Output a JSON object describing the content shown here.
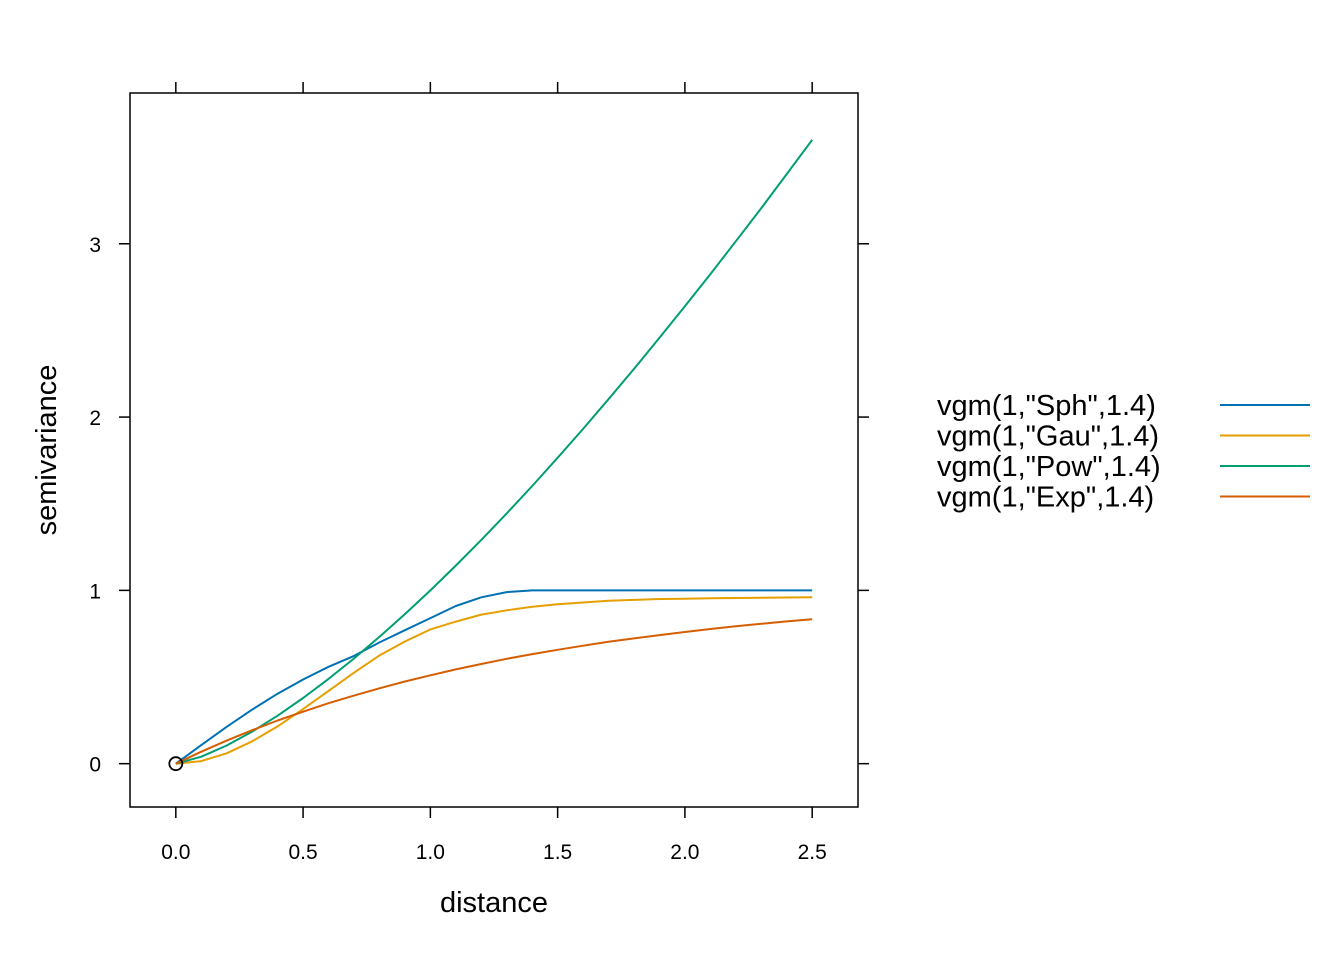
{
  "chart_data": {
    "type": "line",
    "title": "",
    "xlabel": "distance",
    "ylabel": "semivariance",
    "xlim": [
      -0.18,
      2.68
    ],
    "ylim": [
      -0.25,
      3.87
    ],
    "xticks": [
      0.0,
      0.5,
      1.0,
      1.5,
      2.0,
      2.5
    ],
    "xtick_labels": [
      "0.0",
      "0.5",
      "1.0",
      "1.5",
      "2.0",
      "2.5"
    ],
    "yticks": [
      0,
      1,
      2,
      3
    ],
    "ytick_labels": [
      "0",
      "1",
      "2",
      "3"
    ],
    "grid": false,
    "legend_position": "right",
    "x": [
      0.0,
      0.1,
      0.2,
      0.3,
      0.4,
      0.5,
      0.6,
      0.7,
      0.8,
      0.9,
      1.0,
      1.1,
      1.2,
      1.3,
      1.4,
      1.5,
      1.6,
      1.7,
      1.8,
      1.9,
      2.0,
      2.1,
      2.2,
      2.3,
      2.4,
      2.5
    ],
    "series": [
      {
        "name": "vgm(1,\"Sph\",1.4)",
        "color": "#0072B2",
        "values": [
          0.0,
          0.107,
          0.213,
          0.312,
          0.404,
          0.486,
          0.559,
          0.622,
          0.7,
          0.77,
          0.84,
          0.91,
          0.96,
          0.99,
          1.0,
          1.0,
          1.0,
          1.0,
          1.0,
          1.0,
          1.0,
          1.0,
          1.0,
          1.0,
          1.0,
          1.0
        ]
      },
      {
        "name": "vgm(1,\"Gau\",1.4)",
        "color": "#E69F00",
        "values": [
          0.0,
          0.015,
          0.06,
          0.129,
          0.215,
          0.315,
          0.42,
          0.525,
          0.625,
          0.705,
          0.775,
          0.82,
          0.86,
          0.885,
          0.905,
          0.92,
          0.93,
          0.94,
          0.945,
          0.95,
          0.952,
          0.954,
          0.956,
          0.958,
          0.959,
          0.96
        ]
      },
      {
        "name": "vgm(1,\"Pow\",1.4)",
        "color": "#009E73",
        "values": [
          0.0,
          0.04,
          0.105,
          0.185,
          0.277,
          0.379,
          0.489,
          0.607,
          0.732,
          0.863,
          1.0,
          1.143,
          1.291,
          1.444,
          1.602,
          1.765,
          1.932,
          2.103,
          2.278,
          2.458,
          2.639,
          2.825,
          3.014,
          3.206,
          3.402,
          3.6
        ]
      },
      {
        "name": "vgm(1,\"Exp\",1.4)",
        "color": "#D55E00",
        "values": [
          0.0,
          0.069,
          0.133,
          0.193,
          0.249,
          0.3,
          0.349,
          0.393,
          0.435,
          0.474,
          0.51,
          0.544,
          0.575,
          0.605,
          0.632,
          0.657,
          0.681,
          0.703,
          0.723,
          0.742,
          0.76,
          0.777,
          0.793,
          0.807,
          0.821,
          0.833
        ]
      }
    ],
    "point": {
      "x": 0,
      "y": 0,
      "shape": "open-circle"
    }
  }
}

## Goal
Say, as a single number and nothing more, how many lines of the entries contain the word "name".

## Solution to this problem
4